## WHAT IS EXPECTED:
Each line of the material below that holds the word "JSON" needs to be copied.

--- start ---

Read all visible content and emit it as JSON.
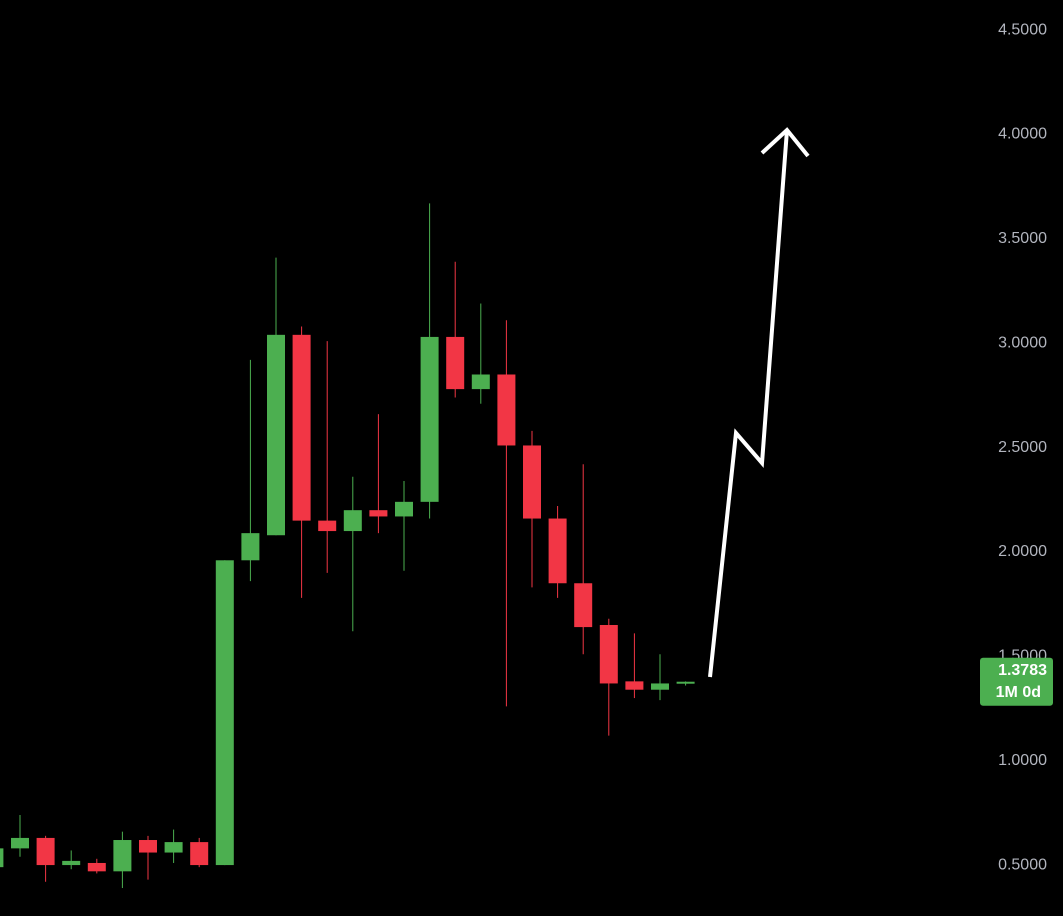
{
  "chart_data": {
    "type": "candlestick",
    "open": [
      0.49,
      0.58,
      0.63,
      0.5,
      0.51,
      0.47,
      0.62,
      0.56,
      0.61,
      0.5,
      1.96,
      2.08,
      3.04,
      2.15,
      2.1,
      2.2,
      2.17,
      2.24,
      3.03,
      2.78,
      2.85,
      2.51,
      2.16,
      1.85,
      1.65,
      1.38,
      1.34,
      1.37
    ],
    "high": [
      0.6,
      0.74,
      0.64,
      0.57,
      0.53,
      0.66,
      0.64,
      0.67,
      0.63,
      1.96,
      2.92,
      3.41,
      3.08,
      3.01,
      2.36,
      2.66,
      2.34,
      3.67,
      3.39,
      3.19,
      3.11,
      2.58,
      2.22,
      2.42,
      1.68,
      1.61,
      1.51,
      1.38
    ],
    "low": [
      0.47,
      0.54,
      0.42,
      0.48,
      0.46,
      0.39,
      0.43,
      0.51,
      0.49,
      0.5,
      1.86,
      2.08,
      1.78,
      1.9,
      1.62,
      2.09,
      1.91,
      2.16,
      2.74,
      2.71,
      1.26,
      1.83,
      1.78,
      1.51,
      1.12,
      1.3,
      1.29,
      1.36
    ],
    "close": [
      0.58,
      0.63,
      0.5,
      0.52,
      0.47,
      0.62,
      0.56,
      0.61,
      0.5,
      1.96,
      2.09,
      3.04,
      2.15,
      2.1,
      2.2,
      2.17,
      2.24,
      3.03,
      2.78,
      2.85,
      2.51,
      2.16,
      1.85,
      1.64,
      1.37,
      1.34,
      1.37,
      1.3783
    ],
    "up_color": "#4caf50",
    "down_color": "#f23645",
    "countdown": "1M 0d",
    "ylim": [
      0.256,
      4.644
    ],
    "yticks": [
      {
        "value": 0.5,
        "label": "0.5000"
      },
      {
        "value": 1.0,
        "label": "1.0000"
      },
      {
        "value": 1.5,
        "label": "1.5000"
      },
      {
        "value": 2.0,
        "label": "2.0000"
      },
      {
        "value": 2.5,
        "label": "2.5000"
      },
      {
        "value": 3.0,
        "label": "3.0000"
      },
      {
        "value": 3.5,
        "label": "3.5000"
      },
      {
        "value": 4.0,
        "label": "4.0000"
      },
      {
        "value": 4.5,
        "label": "4.5000"
      }
    ]
  }
}
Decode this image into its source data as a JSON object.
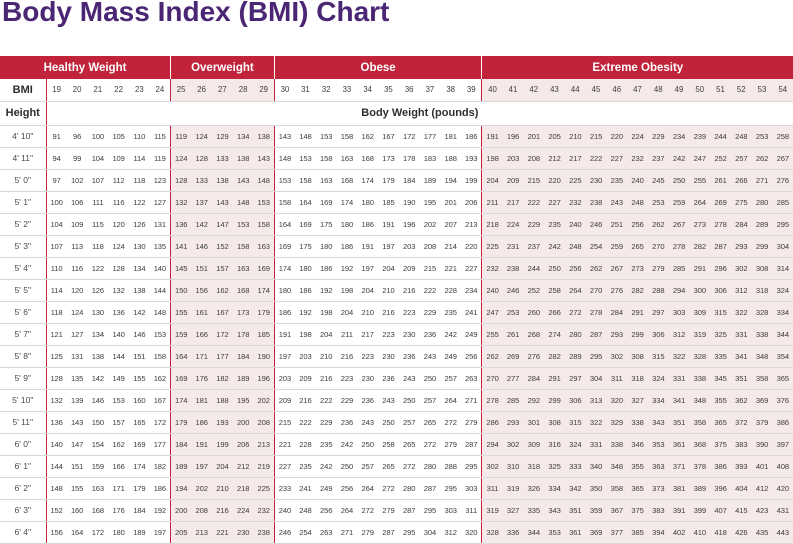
{
  "title": "Body Mass Index (BMI) Chart",
  "colors": {
    "title": "#4a2674",
    "category_header": "#c0233a",
    "shaded": "#f6e9ea"
  },
  "categories": [
    {
      "label": "Healthy Weight",
      "span": 6
    },
    {
      "label": "Overweight",
      "span": 5
    },
    {
      "label": "Obese",
      "span": 10
    },
    {
      "label": "Extreme Obesity",
      "span": 15
    }
  ],
  "bmi_label": "BMI",
  "height_label": "Height",
  "body_weight_label": "Body Weight (pounds)",
  "bmi_values": [
    "19",
    "20",
    "21",
    "22",
    "23",
    "24",
    "25",
    "26",
    "27",
    "28",
    "29",
    "30",
    "31",
    "32",
    "33",
    "34",
    "35",
    "36",
    "37",
    "38",
    "39",
    "40",
    "41",
    "42",
    "43",
    "44",
    "45",
    "46",
    "47",
    "48",
    "49",
    "50",
    "51",
    "52",
    "53",
    "54"
  ],
  "rows": [
    {
      "height": "4' 10\"",
      "weights": [
        "91",
        "96",
        "100",
        "105",
        "110",
        "115",
        "119",
        "124",
        "129",
        "134",
        "138",
        "143",
        "148",
        "153",
        "158",
        "162",
        "167",
        "172",
        "177",
        "181",
        "186",
        "191",
        "196",
        "201",
        "205",
        "210",
        "215",
        "220",
        "224",
        "229",
        "234",
        "239",
        "244",
        "248",
        "253",
        "258"
      ]
    },
    {
      "height": "4' 11\"",
      "weights": [
        "94",
        "99",
        "104",
        "109",
        "114",
        "119",
        "124",
        "128",
        "133",
        "138",
        "143",
        "148",
        "153",
        "158",
        "163",
        "168",
        "173",
        "178",
        "183",
        "188",
        "193",
        "198",
        "203",
        "208",
        "212",
        "217",
        "222",
        "227",
        "232",
        "237",
        "242",
        "247",
        "252",
        "257",
        "262",
        "267"
      ]
    },
    {
      "height": "5' 0\"",
      "weights": [
        "97",
        "102",
        "107",
        "112",
        "118",
        "123",
        "128",
        "133",
        "138",
        "143",
        "148",
        "153",
        "158",
        "163",
        "168",
        "174",
        "179",
        "184",
        "189",
        "194",
        "199",
        "204",
        "209",
        "215",
        "220",
        "225",
        "230",
        "235",
        "240",
        "245",
        "250",
        "255",
        "261",
        "266",
        "271",
        "276"
      ]
    },
    {
      "height": "5' 1\"",
      "weights": [
        "100",
        "106",
        "111",
        "116",
        "122",
        "127",
        "132",
        "137",
        "143",
        "148",
        "153",
        "158",
        "164",
        "169",
        "174",
        "180",
        "185",
        "190",
        "195",
        "201",
        "206",
        "211",
        "217",
        "222",
        "227",
        "232",
        "238",
        "243",
        "248",
        "253",
        "259",
        "264",
        "269",
        "275",
        "280",
        "285"
      ]
    },
    {
      "height": "5' 2\"",
      "weights": [
        "104",
        "109",
        "115",
        "120",
        "126",
        "131",
        "136",
        "142",
        "147",
        "153",
        "158",
        "164",
        "169",
        "175",
        "180",
        "186",
        "191",
        "196",
        "202",
        "207",
        "213",
        "218",
        "224",
        "229",
        "235",
        "240",
        "246",
        "251",
        "256",
        "262",
        "267",
        "273",
        "278",
        "284",
        "289",
        "295"
      ]
    },
    {
      "height": "5' 3\"",
      "weights": [
        "107",
        "113",
        "118",
        "124",
        "130",
        "135",
        "141",
        "146",
        "152",
        "158",
        "163",
        "169",
        "175",
        "180",
        "186",
        "191",
        "197",
        "203",
        "208",
        "214",
        "220",
        "225",
        "231",
        "237",
        "242",
        "248",
        "254",
        "259",
        "265",
        "270",
        "278",
        "282",
        "287",
        "293",
        "299",
        "304"
      ]
    },
    {
      "height": "5' 4\"",
      "weights": [
        "110",
        "116",
        "122",
        "128",
        "134",
        "140",
        "145",
        "151",
        "157",
        "163",
        "169",
        "174",
        "180",
        "186",
        "192",
        "197",
        "204",
        "209",
        "215",
        "221",
        "227",
        "232",
        "238",
        "244",
        "250",
        "256",
        "262",
        "267",
        "273",
        "279",
        "285",
        "291",
        "296",
        "302",
        "308",
        "314"
      ]
    },
    {
      "height": "5' 5\"",
      "weights": [
        "114",
        "120",
        "126",
        "132",
        "138",
        "144",
        "150",
        "156",
        "162",
        "168",
        "174",
        "180",
        "186",
        "192",
        "198",
        "204",
        "210",
        "216",
        "222",
        "228",
        "234",
        "240",
        "246",
        "252",
        "258",
        "264",
        "270",
        "276",
        "282",
        "288",
        "294",
        "300",
        "306",
        "312",
        "318",
        "324"
      ]
    },
    {
      "height": "5' 6\"",
      "weights": [
        "118",
        "124",
        "130",
        "136",
        "142",
        "148",
        "155",
        "161",
        "167",
        "173",
        "179",
        "186",
        "192",
        "198",
        "204",
        "210",
        "216",
        "223",
        "229",
        "235",
        "241",
        "247",
        "253",
        "260",
        "266",
        "272",
        "278",
        "284",
        "291",
        "297",
        "303",
        "309",
        "315",
        "322",
        "328",
        "334"
      ]
    },
    {
      "height": "5' 7\"",
      "weights": [
        "121",
        "127",
        "134",
        "140",
        "146",
        "153",
        "159",
        "166",
        "172",
        "178",
        "185",
        "191",
        "198",
        "204",
        "211",
        "217",
        "223",
        "230",
        "236",
        "242",
        "249",
        "255",
        "261",
        "268",
        "274",
        "280",
        "287",
        "293",
        "299",
        "306",
        "312",
        "319",
        "325",
        "331",
        "338",
        "344"
      ]
    },
    {
      "height": "5' 8\"",
      "weights": [
        "125",
        "131",
        "138",
        "144",
        "151",
        "158",
        "164",
        "171",
        "177",
        "184",
        "190",
        "197",
        "203",
        "210",
        "216",
        "223",
        "230",
        "236",
        "243",
        "249",
        "256",
        "262",
        "269",
        "276",
        "282",
        "289",
        "295",
        "302",
        "308",
        "315",
        "322",
        "328",
        "335",
        "341",
        "348",
        "354"
      ]
    },
    {
      "height": "5' 9\"",
      "weights": [
        "128",
        "135",
        "142",
        "149",
        "155",
        "162",
        "169",
        "176",
        "182",
        "189",
        "196",
        "203",
        "209",
        "216",
        "223",
        "230",
        "236",
        "243",
        "250",
        "257",
        "263",
        "270",
        "277",
        "284",
        "291",
        "297",
        "304",
        "311",
        "318",
        "324",
        "331",
        "338",
        "345",
        "351",
        "358",
        "365"
      ]
    },
    {
      "height": "5' 10\"",
      "weights": [
        "132",
        "139",
        "146",
        "153",
        "160",
        "167",
        "174",
        "181",
        "188",
        "195",
        "202",
        "209",
        "216",
        "222",
        "229",
        "236",
        "243",
        "250",
        "257",
        "264",
        "271",
        "278",
        "285",
        "292",
        "299",
        "306",
        "313",
        "320",
        "327",
        "334",
        "341",
        "348",
        "355",
        "362",
        "369",
        "376"
      ]
    },
    {
      "height": "5' 11\"",
      "weights": [
        "136",
        "143",
        "150",
        "157",
        "165",
        "172",
        "179",
        "186",
        "193",
        "200",
        "208",
        "215",
        "222",
        "229",
        "236",
        "243",
        "250",
        "257",
        "265",
        "272",
        "279",
        "286",
        "293",
        "301",
        "308",
        "315",
        "322",
        "329",
        "338",
        "343",
        "351",
        "358",
        "365",
        "372",
        "379",
        "386"
      ]
    },
    {
      "height": "6' 0\"",
      "weights": [
        "140",
        "147",
        "154",
        "162",
        "169",
        "177",
        "184",
        "191",
        "199",
        "206",
        "213",
        "221",
        "228",
        "235",
        "242",
        "250",
        "258",
        "265",
        "272",
        "279",
        "287",
        "294",
        "302",
        "309",
        "316",
        "324",
        "331",
        "338",
        "346",
        "353",
        "361",
        "368",
        "375",
        "383",
        "390",
        "397"
      ]
    },
    {
      "height": "6' 1\"",
      "weights": [
        "144",
        "151",
        "159",
        "166",
        "174",
        "182",
        "189",
        "197",
        "204",
        "212",
        "219",
        "227",
        "235",
        "242",
        "250",
        "257",
        "265",
        "272",
        "280",
        "288",
        "295",
        "302",
        "310",
        "318",
        "325",
        "333",
        "340",
        "348",
        "355",
        "363",
        "371",
        "378",
        "386",
        "393",
        "401",
        "408"
      ]
    },
    {
      "height": "6' 2\"",
      "weights": [
        "148",
        "155",
        "163",
        "171",
        "179",
        "186",
        "194",
        "202",
        "210",
        "218",
        "225",
        "233",
        "241",
        "249",
        "256",
        "264",
        "272",
        "280",
        "287",
        "295",
        "303",
        "311",
        "319",
        "326",
        "334",
        "342",
        "350",
        "358",
        "365",
        "373",
        "381",
        "389",
        "396",
        "404",
        "412",
        "420"
      ]
    },
    {
      "height": "6' 3\"",
      "weights": [
        "152",
        "160",
        "168",
        "176",
        "184",
        "192",
        "200",
        "208",
        "216",
        "224",
        "232",
        "240",
        "248",
        "256",
        "264",
        "272",
        "279",
        "287",
        "295",
        "303",
        "311",
        "319",
        "327",
        "335",
        "343",
        "351",
        "359",
        "367",
        "375",
        "383",
        "391",
        "399",
        "407",
        "415",
        "423",
        "431"
      ]
    },
    {
      "height": "6' 4\"",
      "weights": [
        "156",
        "164",
        "172",
        "180",
        "189",
        "197",
        "205",
        "213",
        "221",
        "230",
        "238",
        "246",
        "254",
        "263",
        "271",
        "279",
        "287",
        "295",
        "304",
        "312",
        "320",
        "328",
        "336",
        "344",
        "353",
        "361",
        "369",
        "377",
        "385",
        "394",
        "402",
        "410",
        "418",
        "426",
        "435",
        "443"
      ]
    }
  ]
}
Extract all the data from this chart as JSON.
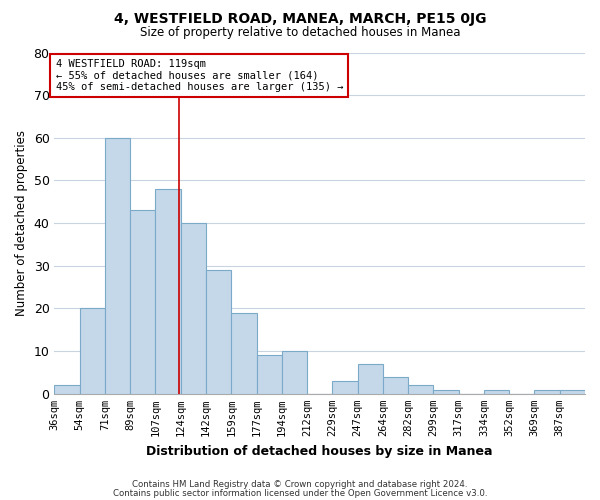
{
  "title": "4, WESTFIELD ROAD, MANEA, MARCH, PE15 0JG",
  "subtitle": "Size of property relative to detached houses in Manea",
  "bar_labels": [
    "36sqm",
    "54sqm",
    "71sqm",
    "89sqm",
    "107sqm",
    "124sqm",
    "142sqm",
    "159sqm",
    "177sqm",
    "194sqm",
    "212sqm",
    "229sqm",
    "247sqm",
    "264sqm",
    "282sqm",
    "299sqm",
    "317sqm",
    "334sqm",
    "352sqm",
    "369sqm",
    "387sqm"
  ],
  "bar_values": [
    2,
    20,
    60,
    43,
    48,
    40,
    29,
    19,
    9,
    10,
    0,
    3,
    7,
    4,
    2,
    1,
    0,
    1,
    0,
    1,
    1
  ],
  "bar_color": "#c5d8ea",
  "bar_edge_color": "#7aaac8",
  "ylim": [
    0,
    80
  ],
  "yticks": [
    0,
    10,
    20,
    30,
    40,
    50,
    60,
    70,
    80
  ],
  "ylabel": "Number of detached properties",
  "xlabel": "Distribution of detached houses by size in Manea",
  "annotation_line_color": "#cc0000",
  "annotation_box_text": "4 WESTFIELD ROAD: 119sqm\n← 55% of detached houses are smaller (164)\n45% of semi-detached houses are larger (135) →",
  "footnote1": "Contains HM Land Registry data © Crown copyright and database right 2024.",
  "footnote2": "Contains public sector information licensed under the Open Government Licence v3.0.",
  "bg_color": "#ffffff",
  "grid_color": "#c8d4e0",
  "n_bars": 21,
  "bar_width": 1.0,
  "red_line_bar_index": 4.95
}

--- end ---

## IN RESPONSE:
Read all visible content and emit it as JSON.
Decode this image into its source data as a JSON object.
Extract all the data from this chart as JSON.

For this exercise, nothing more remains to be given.